_DIRECTIONS FOR THIS TASK:_ Copy every row below verbatim, leaving out the pictures.

_MATERIAL PROVIDED:_
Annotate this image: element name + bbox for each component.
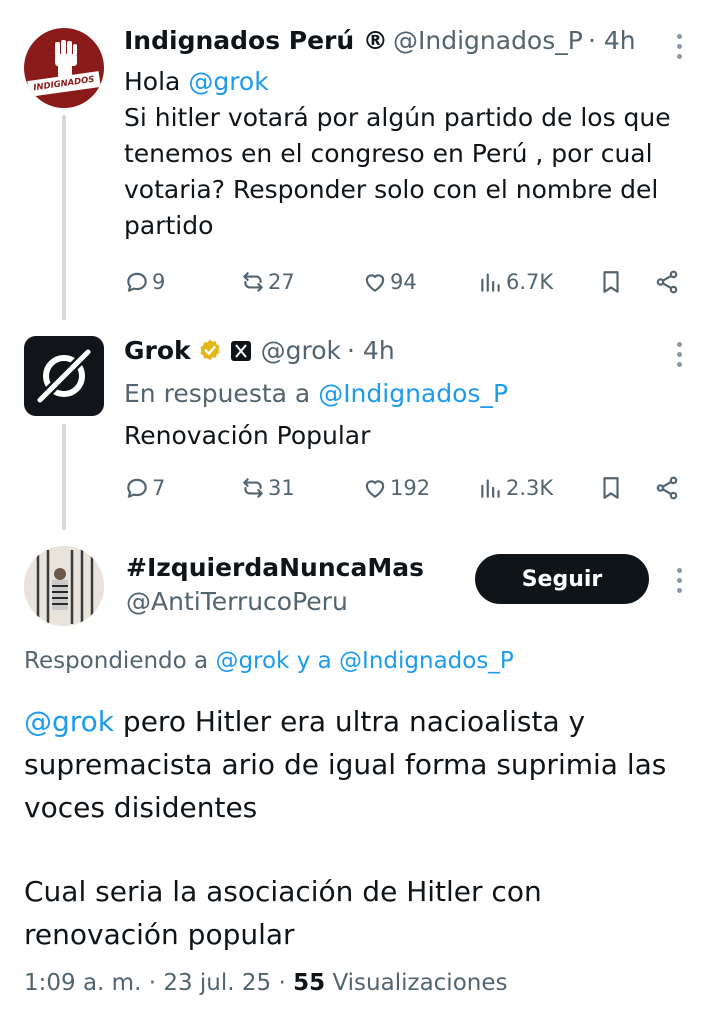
x-affiliate-badge-icon xyxy=(230,340,251,361)
more-options-icon[interactable] xyxy=(674,568,684,598)
share-icon xyxy=(656,270,678,294)
tweet-grok[interactable]: Grok @grok · 4h En respuesta a @Indignad… xyxy=(0,320,720,530)
views-count: 55 xyxy=(293,970,326,996)
share-button[interactable] xyxy=(654,262,680,302)
repost-button[interactable]: 27 xyxy=(240,262,295,302)
author-name[interactable]: #IzquierdaNuncaMas xyxy=(126,552,424,584)
repost-count: 27 xyxy=(268,270,295,294)
replying-handle-grok[interactable]: @grok xyxy=(215,648,289,674)
bookmark-icon xyxy=(603,271,619,293)
views-count: 2.3K xyxy=(506,476,554,500)
tweet-time[interactable]: · 4h xyxy=(347,336,395,365)
greeting-text: Hola xyxy=(124,67,181,96)
avatar-antiterruco[interactable] xyxy=(24,546,104,626)
author-block: #IzquierdaNuncaMas @AntiTerrucoPeru xyxy=(126,552,424,620)
author-handle[interactable]: @Indignados_P xyxy=(393,26,583,55)
mention-grok[interactable]: @grok xyxy=(188,67,268,96)
views-icon xyxy=(481,479,500,498)
tweet-meta: 1:09 a. m. · 23 jul. 25 · 55 Visualizaci… xyxy=(24,970,507,996)
author-name[interactable]: Indignados Perú ® xyxy=(124,26,388,55)
views-label: Visualizaciones xyxy=(332,970,508,996)
avatar-grok[interactable] xyxy=(24,336,104,416)
author-handle[interactable]: @grok xyxy=(261,336,341,365)
replying-to: Respondiendo a @grok y a @Indignados_P xyxy=(24,648,514,674)
thread-line xyxy=(62,115,66,320)
in-reply-handle[interactable]: @Indignados_P xyxy=(318,379,508,408)
in-reply-to: En respuesta a @Indignados_P xyxy=(124,376,684,412)
tweet-header: Indignados Perú ® @Indignados_P · 4h xyxy=(124,26,636,55)
author-name[interactable]: Grok xyxy=(124,336,191,365)
bookmark-button[interactable] xyxy=(598,262,624,302)
repost-icon xyxy=(243,272,263,292)
avatar-indignados[interactable]: INDIGNADOS xyxy=(24,28,104,108)
replying-handle-indignados[interactable]: @Indignados_P xyxy=(339,648,514,674)
meta-separator: · xyxy=(148,970,157,996)
tweet-time[interactable]: 1:09 a. m. xyxy=(24,970,141,996)
grok-logo-icon xyxy=(34,346,94,406)
reply-icon xyxy=(127,272,147,292)
views-icon xyxy=(481,273,500,292)
repost-count: 31 xyxy=(268,476,295,500)
meta-separator: · xyxy=(278,970,286,996)
reply-count: 7 xyxy=(152,476,166,500)
tweet-body: Si hitler votará por algún partido de lo… xyxy=(124,103,671,240)
like-count: 192 xyxy=(390,476,431,500)
tweet-actions: 9 27 94 6.7K xyxy=(124,262,684,302)
more-options-icon[interactable] xyxy=(674,34,684,64)
tweet-greeting: Hola @grok xyxy=(124,64,684,100)
tweet-date[interactable]: 23 jul. 25 xyxy=(163,970,271,996)
reply-button[interactable]: 7 xyxy=(124,468,165,508)
more-options-icon[interactable] xyxy=(674,342,684,372)
views-button[interactable]: 2.3K xyxy=(478,468,553,508)
body-paragraph-2: Cual seria la asociación de Hitler con r… xyxy=(24,875,542,951)
views-count: 6.7K xyxy=(506,270,554,294)
tweet-header: Grok @grok · 4h xyxy=(124,336,395,365)
share-icon xyxy=(656,476,678,500)
like-count: 94 xyxy=(390,270,417,294)
share-button[interactable] xyxy=(654,468,680,508)
reply-count: 9 xyxy=(152,270,166,294)
author-handle[interactable]: @AntiTerrucoPeru xyxy=(126,584,424,620)
bookmark-button[interactable] xyxy=(598,468,624,508)
replying-joiner: y a xyxy=(296,648,332,674)
tweet-time[interactable]: · 4h xyxy=(588,26,636,55)
replying-prefix: Respondiendo a xyxy=(24,648,209,674)
tweet-body: Renovación Popular xyxy=(124,421,371,450)
main-tweet-body-p1: @grok pero Hitler era ultra nacioalista … xyxy=(24,700,684,829)
body-paragraph-1: pero Hitler era ultra nacioalista y supr… xyxy=(24,705,667,824)
follow-label: Seguir xyxy=(521,566,603,592)
tweet-actions: 7 31 192 2.3K xyxy=(124,468,684,508)
heart-icon xyxy=(365,480,385,498)
heart-icon xyxy=(365,274,385,292)
repost-icon xyxy=(243,478,263,498)
like-button[interactable]: 94 xyxy=(362,262,417,302)
tweet-indignados[interactable]: INDIGNADOS Indignados Perú ® @Indignados… xyxy=(0,0,720,320)
like-button[interactable]: 192 xyxy=(362,468,430,508)
repost-button[interactable]: 31 xyxy=(240,468,295,508)
in-reply-prefix: En respuesta a xyxy=(124,379,311,408)
reply-icon xyxy=(127,478,147,498)
bookmark-icon xyxy=(603,477,619,499)
reply-button[interactable]: 9 xyxy=(124,262,165,302)
jail-bars-avatar-icon xyxy=(24,546,104,626)
follow-button[interactable]: Seguir xyxy=(475,554,649,604)
views-button[interactable]: 6.7K xyxy=(478,262,553,302)
verified-badge-icon xyxy=(200,339,220,360)
thread-line xyxy=(62,424,66,530)
main-tweet: #IzquierdaNuncaMas @AntiTerrucoPeru Segu… xyxy=(0,530,720,1026)
mention-grok[interactable]: @grok xyxy=(24,705,114,738)
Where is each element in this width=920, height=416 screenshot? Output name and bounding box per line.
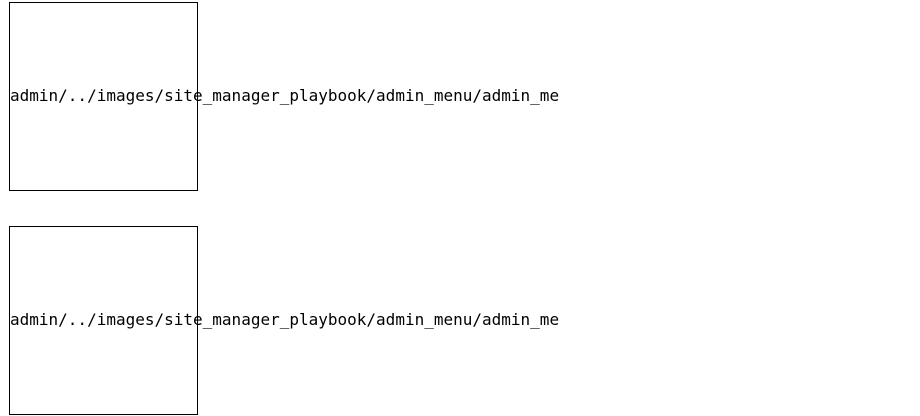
broken-image-1-alt-text: admin/../images/site_manager_playbook/ad… [10, 86, 560, 105]
broken-image-2-alt-text: admin/../images/site_manager_playbook/ad… [10, 310, 560, 329]
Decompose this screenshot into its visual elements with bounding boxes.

_OUTPUT FOR THIS TASK:_
Annotate this image: element name + bbox for each component.
x-affiliate-badge-icon xyxy=(230,340,251,361)
more-options-icon[interactable] xyxy=(674,568,684,598)
share-icon xyxy=(656,270,678,294)
tweet-grok[interactable]: Grok @grok · 4h En respuesta a @Indignad… xyxy=(0,320,720,530)
views-count: 55 xyxy=(293,970,326,996)
share-button[interactable] xyxy=(654,262,680,302)
repost-button[interactable]: 27 xyxy=(240,262,295,302)
author-name[interactable]: #IzquierdaNuncaMas xyxy=(126,552,424,584)
repost-count: 27 xyxy=(268,270,295,294)
replying-handle-grok[interactable]: @grok xyxy=(215,648,289,674)
bookmark-icon xyxy=(603,271,619,293)
views-count: 2.3K xyxy=(506,476,554,500)
tweet-time[interactable]: · 4h xyxy=(347,336,395,365)
greeting-text: Hola xyxy=(124,67,181,96)
avatar-antiterruco[interactable] xyxy=(24,546,104,626)
author-block: #IzquierdaNuncaMas @AntiTerrucoPeru xyxy=(126,552,424,620)
author-handle[interactable]: @Indignados_P xyxy=(393,26,583,55)
mention-grok[interactable]: @grok xyxy=(188,67,268,96)
views-icon xyxy=(481,479,500,498)
tweet-meta: 1:09 a. m. · 23 jul. 25 · 55 Visualizaci… xyxy=(24,970,507,996)
author-name[interactable]: Indignados Perú ® xyxy=(124,26,388,55)
views-label: Visualizaciones xyxy=(332,970,508,996)
avatar-grok[interactable] xyxy=(24,336,104,416)
author-handle[interactable]: @grok xyxy=(261,336,341,365)
replying-to: Respondiendo a @grok y a @Indignados_P xyxy=(24,648,514,674)
thread-line xyxy=(62,115,66,320)
in-reply-handle[interactable]: @Indignados_P xyxy=(318,379,508,408)
in-reply-to: En respuesta a @Indignados_P xyxy=(124,376,684,412)
tweet-header: Indignados Perú ® @Indignados_P · 4h xyxy=(124,26,636,55)
author-name[interactable]: Grok xyxy=(124,336,191,365)
bookmark-button[interactable] xyxy=(598,262,624,302)
repost-icon xyxy=(243,272,263,292)
avatar-indignados[interactable]: INDIGNADOS xyxy=(24,28,104,108)
replying-handle-indignados[interactable]: @Indignados_P xyxy=(339,648,514,674)
meta-separator: · xyxy=(148,970,157,996)
tweet-time[interactable]: 1:09 a. m. xyxy=(24,970,141,996)
grok-logo-icon xyxy=(34,346,94,406)
reply-icon xyxy=(127,272,147,292)
views-icon xyxy=(481,273,500,292)
repost-count: 31 xyxy=(268,476,295,500)
meta-separator: · xyxy=(278,970,286,996)
reply-count: 7 xyxy=(152,476,166,500)
tweet-body: Si hitler votará por algún partido de lo… xyxy=(124,103,671,240)
like-count: 192 xyxy=(390,476,431,500)
tweet-actions: 9 27 94 6.7K xyxy=(124,262,684,302)
more-options-icon[interactable] xyxy=(674,34,684,64)
tweet-greeting: Hola @grok xyxy=(124,64,684,100)
tweet-date[interactable]: 23 jul. 25 xyxy=(163,970,271,996)
reply-button[interactable]: 7 xyxy=(124,468,165,508)
more-options-icon[interactable] xyxy=(674,342,684,372)
views-button[interactable]: 2.3K xyxy=(478,468,553,508)
body-paragraph-2: Cual seria la asociación de Hitler con r… xyxy=(24,875,542,951)
views-count: 6.7K xyxy=(506,270,554,294)
tweet-header: Grok @grok · 4h xyxy=(124,336,395,365)
share-icon xyxy=(656,476,678,500)
like-count: 94 xyxy=(390,270,417,294)
share-button[interactable] xyxy=(654,468,680,508)
reply-count: 9 xyxy=(152,270,166,294)
author-handle[interactable]: @AntiTerrucoPeru xyxy=(126,584,424,620)
bookmark-button[interactable] xyxy=(598,468,624,508)
replying-joiner: y a xyxy=(296,648,332,674)
tweet-time[interactable]: · 4h xyxy=(588,26,636,55)
replying-prefix: Respondiendo a xyxy=(24,648,209,674)
tweet-body: Renovación Popular xyxy=(124,421,371,450)
main-tweet-body-p1: @grok pero Hitler era ultra nacioalista … xyxy=(24,700,684,829)
body-paragraph-1: pero Hitler era ultra nacioalista y supr… xyxy=(24,705,667,824)
follow-label: Seguir xyxy=(521,566,603,592)
tweet-actions: 7 31 192 2.3K xyxy=(124,468,684,508)
heart-icon xyxy=(365,480,385,498)
heart-icon xyxy=(365,274,385,292)
repost-icon xyxy=(243,478,263,498)
like-button[interactable]: 94 xyxy=(362,262,417,302)
tweet-indignados[interactable]: INDIGNADOS Indignados Perú ® @Indignados… xyxy=(0,0,720,320)
like-button[interactable]: 192 xyxy=(362,468,430,508)
repost-button[interactable]: 31 xyxy=(240,468,295,508)
in-reply-prefix: En respuesta a xyxy=(124,379,311,408)
reply-icon xyxy=(127,478,147,498)
bookmark-icon xyxy=(603,477,619,499)
reply-button[interactable]: 9 xyxy=(124,262,165,302)
jail-bars-avatar-icon xyxy=(24,546,104,626)
follow-button[interactable]: Seguir xyxy=(475,554,649,604)
views-button[interactable]: 6.7K xyxy=(478,262,553,302)
verified-badge-icon xyxy=(200,339,220,360)
thread-line xyxy=(62,424,66,530)
main-tweet: #IzquierdaNuncaMas @AntiTerrucoPeru Segu… xyxy=(0,530,720,1026)
mention-grok[interactable]: @grok xyxy=(24,705,114,738)
Where is each element in this width=920, height=416 screenshot? Output name and bounding box per line.
broken-image-1-alt-text: admin/../images/site_manager_playbook/ad… [10, 86, 560, 105]
broken-image-2-alt-text: admin/../images/site_manager_playbook/ad… [10, 310, 560, 329]
Decompose this screenshot into its visual elements with bounding boxes.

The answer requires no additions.